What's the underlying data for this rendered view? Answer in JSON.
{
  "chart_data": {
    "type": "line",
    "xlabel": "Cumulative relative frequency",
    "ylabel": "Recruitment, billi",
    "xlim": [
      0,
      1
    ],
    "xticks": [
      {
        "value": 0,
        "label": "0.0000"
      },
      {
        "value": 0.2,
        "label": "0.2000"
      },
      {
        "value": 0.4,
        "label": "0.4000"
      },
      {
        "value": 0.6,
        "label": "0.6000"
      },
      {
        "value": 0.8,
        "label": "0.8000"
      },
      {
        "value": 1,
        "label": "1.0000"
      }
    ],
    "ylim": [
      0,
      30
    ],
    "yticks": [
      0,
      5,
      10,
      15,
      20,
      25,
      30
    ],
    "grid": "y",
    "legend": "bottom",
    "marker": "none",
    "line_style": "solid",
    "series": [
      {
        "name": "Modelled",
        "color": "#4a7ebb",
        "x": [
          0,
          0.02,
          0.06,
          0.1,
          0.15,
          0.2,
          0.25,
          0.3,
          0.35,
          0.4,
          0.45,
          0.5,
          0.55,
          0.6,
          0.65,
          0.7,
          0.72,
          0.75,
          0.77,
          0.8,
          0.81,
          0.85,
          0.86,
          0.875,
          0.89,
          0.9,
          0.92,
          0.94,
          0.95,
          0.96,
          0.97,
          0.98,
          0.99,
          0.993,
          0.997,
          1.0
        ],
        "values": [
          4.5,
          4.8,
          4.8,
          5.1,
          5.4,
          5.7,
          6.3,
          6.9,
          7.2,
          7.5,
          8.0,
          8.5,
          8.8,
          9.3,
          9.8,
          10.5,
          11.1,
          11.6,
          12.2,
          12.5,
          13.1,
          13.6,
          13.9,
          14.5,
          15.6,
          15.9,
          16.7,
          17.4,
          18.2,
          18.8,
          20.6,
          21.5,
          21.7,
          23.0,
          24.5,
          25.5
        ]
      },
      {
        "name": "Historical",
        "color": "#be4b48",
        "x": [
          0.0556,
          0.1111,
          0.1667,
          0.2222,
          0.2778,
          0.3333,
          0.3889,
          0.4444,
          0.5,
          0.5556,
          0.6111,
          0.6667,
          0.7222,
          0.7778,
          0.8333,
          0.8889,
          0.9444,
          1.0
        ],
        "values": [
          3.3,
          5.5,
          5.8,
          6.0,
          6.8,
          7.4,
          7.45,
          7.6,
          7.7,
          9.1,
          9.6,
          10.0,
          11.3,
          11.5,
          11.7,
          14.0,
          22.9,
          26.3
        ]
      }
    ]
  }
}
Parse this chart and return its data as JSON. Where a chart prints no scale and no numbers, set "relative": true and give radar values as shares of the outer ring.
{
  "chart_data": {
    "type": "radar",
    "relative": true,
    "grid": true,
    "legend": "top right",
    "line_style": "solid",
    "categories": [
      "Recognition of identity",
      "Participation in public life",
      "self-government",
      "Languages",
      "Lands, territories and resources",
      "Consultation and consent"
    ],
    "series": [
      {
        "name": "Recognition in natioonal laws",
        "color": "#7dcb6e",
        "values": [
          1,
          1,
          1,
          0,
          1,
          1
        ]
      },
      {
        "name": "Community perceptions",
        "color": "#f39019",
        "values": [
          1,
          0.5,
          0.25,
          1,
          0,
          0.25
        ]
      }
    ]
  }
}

*Stated task*
From the data above, pick out each line containing "this" and copy it.

*Finished task*
What's the underlying data for this rendered view? Answer in JSON.
Parse this chart and return its data as JSON. Where a chart prints no scale and no numbers, set "relative": true and give radar values as shares of the outer ring.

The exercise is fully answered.